§ **Task objective**: Find each line containing the string "attack" and return it.

§ **Records for the task**:
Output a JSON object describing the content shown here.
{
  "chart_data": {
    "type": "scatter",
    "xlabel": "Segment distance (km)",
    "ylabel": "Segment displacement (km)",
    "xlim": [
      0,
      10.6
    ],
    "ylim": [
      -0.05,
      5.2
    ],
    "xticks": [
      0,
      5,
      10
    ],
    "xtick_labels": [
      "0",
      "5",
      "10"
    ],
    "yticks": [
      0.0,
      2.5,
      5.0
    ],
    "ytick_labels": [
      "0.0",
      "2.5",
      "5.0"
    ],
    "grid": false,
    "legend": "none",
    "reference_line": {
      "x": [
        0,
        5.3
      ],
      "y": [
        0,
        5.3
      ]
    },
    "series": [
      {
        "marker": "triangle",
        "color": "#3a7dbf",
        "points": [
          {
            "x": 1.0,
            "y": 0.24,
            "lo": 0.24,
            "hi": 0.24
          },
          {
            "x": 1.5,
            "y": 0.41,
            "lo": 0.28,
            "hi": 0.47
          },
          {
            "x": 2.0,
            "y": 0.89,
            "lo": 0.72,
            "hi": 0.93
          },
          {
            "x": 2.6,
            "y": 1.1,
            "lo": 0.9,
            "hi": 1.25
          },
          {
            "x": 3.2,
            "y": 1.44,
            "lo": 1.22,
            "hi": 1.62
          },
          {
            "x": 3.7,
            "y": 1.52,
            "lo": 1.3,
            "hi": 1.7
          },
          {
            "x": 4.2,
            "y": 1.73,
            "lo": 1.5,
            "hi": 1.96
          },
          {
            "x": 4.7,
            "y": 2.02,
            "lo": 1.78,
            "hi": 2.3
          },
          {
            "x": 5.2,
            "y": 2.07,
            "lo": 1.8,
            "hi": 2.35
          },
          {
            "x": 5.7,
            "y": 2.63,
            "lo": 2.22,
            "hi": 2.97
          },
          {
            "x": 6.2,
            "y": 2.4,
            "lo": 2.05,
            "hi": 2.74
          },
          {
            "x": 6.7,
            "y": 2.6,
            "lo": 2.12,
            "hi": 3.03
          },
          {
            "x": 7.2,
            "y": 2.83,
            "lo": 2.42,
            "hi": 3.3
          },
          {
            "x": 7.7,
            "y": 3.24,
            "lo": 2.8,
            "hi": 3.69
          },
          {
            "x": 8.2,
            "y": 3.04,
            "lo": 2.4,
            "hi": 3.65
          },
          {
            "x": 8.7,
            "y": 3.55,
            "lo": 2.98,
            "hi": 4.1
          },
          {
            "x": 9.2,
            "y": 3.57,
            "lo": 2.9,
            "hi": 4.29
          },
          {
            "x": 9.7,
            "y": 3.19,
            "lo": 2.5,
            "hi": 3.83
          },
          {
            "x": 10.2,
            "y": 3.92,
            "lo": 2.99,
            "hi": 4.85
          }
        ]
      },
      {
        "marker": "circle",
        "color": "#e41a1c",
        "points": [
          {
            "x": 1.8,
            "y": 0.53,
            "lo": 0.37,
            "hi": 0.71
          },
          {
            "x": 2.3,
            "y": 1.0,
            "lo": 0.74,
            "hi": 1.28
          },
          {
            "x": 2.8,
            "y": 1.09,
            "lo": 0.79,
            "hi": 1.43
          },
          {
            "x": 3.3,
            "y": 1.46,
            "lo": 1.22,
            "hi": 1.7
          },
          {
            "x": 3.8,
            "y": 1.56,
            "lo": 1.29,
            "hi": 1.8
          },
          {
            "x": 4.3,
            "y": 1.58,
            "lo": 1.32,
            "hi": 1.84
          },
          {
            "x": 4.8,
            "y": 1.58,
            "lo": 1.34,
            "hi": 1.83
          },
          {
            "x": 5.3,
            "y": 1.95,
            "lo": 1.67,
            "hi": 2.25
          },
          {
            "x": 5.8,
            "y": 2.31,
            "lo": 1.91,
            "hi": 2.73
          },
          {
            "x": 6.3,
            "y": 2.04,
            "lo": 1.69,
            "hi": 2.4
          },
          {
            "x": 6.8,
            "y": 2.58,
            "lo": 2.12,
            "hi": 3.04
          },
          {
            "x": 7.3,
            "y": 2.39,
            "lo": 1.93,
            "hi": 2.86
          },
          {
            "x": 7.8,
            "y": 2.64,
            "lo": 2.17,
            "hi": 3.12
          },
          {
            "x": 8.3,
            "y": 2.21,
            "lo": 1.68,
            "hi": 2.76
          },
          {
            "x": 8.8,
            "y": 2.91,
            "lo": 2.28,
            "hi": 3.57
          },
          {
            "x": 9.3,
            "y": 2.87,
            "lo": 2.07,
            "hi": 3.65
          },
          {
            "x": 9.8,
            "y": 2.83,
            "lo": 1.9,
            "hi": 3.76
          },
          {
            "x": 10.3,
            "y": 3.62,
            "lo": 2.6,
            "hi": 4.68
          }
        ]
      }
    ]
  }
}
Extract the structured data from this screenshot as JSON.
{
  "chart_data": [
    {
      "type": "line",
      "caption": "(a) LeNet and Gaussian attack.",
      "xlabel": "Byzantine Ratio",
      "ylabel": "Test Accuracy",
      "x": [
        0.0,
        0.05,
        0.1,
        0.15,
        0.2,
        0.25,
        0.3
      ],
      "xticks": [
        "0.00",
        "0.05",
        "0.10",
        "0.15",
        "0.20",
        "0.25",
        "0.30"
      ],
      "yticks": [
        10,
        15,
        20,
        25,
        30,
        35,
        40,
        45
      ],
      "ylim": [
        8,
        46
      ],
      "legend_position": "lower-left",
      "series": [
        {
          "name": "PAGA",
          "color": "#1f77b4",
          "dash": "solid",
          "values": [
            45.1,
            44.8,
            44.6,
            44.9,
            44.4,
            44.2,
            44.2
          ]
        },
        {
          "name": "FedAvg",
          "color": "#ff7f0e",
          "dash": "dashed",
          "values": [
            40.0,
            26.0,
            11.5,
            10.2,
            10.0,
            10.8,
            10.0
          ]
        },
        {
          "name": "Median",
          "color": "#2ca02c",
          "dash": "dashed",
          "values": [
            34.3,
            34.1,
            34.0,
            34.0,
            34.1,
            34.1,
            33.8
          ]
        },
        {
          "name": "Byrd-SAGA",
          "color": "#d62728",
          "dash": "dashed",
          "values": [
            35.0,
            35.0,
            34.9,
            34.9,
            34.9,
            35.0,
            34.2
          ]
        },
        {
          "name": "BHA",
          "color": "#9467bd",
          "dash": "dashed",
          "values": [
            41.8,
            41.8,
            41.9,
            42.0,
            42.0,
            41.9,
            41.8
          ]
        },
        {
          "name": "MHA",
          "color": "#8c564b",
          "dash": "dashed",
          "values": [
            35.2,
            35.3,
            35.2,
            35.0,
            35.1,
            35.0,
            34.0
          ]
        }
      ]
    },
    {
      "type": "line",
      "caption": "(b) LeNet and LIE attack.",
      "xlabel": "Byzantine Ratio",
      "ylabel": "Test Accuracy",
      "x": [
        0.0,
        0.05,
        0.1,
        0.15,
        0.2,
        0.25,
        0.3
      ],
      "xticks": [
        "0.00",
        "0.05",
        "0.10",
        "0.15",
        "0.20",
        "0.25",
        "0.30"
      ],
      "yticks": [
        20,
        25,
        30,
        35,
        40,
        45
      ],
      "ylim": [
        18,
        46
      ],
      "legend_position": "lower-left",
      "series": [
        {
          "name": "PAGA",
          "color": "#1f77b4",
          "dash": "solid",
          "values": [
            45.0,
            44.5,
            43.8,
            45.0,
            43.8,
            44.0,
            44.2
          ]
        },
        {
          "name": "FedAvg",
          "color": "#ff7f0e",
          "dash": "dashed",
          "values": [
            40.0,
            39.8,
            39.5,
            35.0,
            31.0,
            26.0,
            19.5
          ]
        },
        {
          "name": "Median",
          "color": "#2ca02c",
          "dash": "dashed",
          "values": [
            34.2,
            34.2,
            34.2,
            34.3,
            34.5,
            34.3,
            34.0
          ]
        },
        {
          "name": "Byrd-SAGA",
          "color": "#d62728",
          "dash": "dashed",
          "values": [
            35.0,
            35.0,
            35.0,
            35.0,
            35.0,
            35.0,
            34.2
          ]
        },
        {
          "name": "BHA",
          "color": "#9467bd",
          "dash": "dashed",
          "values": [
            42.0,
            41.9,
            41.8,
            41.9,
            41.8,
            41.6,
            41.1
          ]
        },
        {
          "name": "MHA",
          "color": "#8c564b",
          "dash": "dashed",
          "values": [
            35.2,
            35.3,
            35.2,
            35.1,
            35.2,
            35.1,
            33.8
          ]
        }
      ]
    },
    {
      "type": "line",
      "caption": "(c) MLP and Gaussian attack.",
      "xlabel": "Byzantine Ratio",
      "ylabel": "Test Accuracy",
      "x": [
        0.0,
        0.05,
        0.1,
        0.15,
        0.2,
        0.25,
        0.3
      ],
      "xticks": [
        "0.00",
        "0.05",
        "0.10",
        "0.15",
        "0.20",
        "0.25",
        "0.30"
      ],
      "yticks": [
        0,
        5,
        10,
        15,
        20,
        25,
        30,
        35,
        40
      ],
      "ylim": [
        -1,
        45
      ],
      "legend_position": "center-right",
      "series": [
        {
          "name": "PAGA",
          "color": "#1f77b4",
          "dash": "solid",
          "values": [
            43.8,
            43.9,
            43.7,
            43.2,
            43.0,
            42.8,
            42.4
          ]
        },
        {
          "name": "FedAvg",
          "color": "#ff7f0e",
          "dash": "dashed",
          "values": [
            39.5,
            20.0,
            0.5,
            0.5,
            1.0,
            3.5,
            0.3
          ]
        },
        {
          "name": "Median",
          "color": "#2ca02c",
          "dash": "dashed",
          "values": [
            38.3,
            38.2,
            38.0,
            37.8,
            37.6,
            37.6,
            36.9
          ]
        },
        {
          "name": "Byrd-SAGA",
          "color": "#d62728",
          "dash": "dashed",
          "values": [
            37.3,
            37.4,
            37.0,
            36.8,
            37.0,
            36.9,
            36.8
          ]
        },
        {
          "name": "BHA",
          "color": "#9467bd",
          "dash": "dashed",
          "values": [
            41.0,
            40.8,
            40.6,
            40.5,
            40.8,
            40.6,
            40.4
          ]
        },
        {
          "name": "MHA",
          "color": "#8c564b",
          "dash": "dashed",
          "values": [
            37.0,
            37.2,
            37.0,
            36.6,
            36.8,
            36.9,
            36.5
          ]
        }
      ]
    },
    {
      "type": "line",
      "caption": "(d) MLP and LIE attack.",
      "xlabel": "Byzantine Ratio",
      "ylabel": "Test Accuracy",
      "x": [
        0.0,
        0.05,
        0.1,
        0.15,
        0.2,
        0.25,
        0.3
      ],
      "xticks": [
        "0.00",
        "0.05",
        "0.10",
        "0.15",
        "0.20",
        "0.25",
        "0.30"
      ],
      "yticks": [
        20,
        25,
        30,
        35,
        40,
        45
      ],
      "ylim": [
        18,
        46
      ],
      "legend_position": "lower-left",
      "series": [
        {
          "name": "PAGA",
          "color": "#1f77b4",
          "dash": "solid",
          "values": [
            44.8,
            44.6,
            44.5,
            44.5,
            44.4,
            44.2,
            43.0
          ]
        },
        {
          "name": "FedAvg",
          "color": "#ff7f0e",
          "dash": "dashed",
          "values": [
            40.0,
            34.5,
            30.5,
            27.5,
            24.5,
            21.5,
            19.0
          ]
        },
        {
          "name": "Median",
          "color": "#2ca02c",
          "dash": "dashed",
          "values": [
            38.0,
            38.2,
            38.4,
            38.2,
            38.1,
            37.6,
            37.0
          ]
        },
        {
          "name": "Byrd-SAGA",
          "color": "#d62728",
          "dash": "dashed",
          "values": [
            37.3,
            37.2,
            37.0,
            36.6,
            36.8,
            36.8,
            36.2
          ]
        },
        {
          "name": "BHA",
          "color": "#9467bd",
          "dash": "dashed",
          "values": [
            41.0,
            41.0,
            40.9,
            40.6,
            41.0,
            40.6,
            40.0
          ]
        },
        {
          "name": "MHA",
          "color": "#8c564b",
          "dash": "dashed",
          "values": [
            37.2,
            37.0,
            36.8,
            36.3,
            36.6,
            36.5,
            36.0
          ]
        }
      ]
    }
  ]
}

§ **Written response**:
      "caption": "(a) LeNet and Gaussian attack.",
      "caption": "(b) LeNet and LIE attack.",
      "caption": "(c) MLP and Gaussian attack.",
      "caption": "(d) MLP and LIE attack.",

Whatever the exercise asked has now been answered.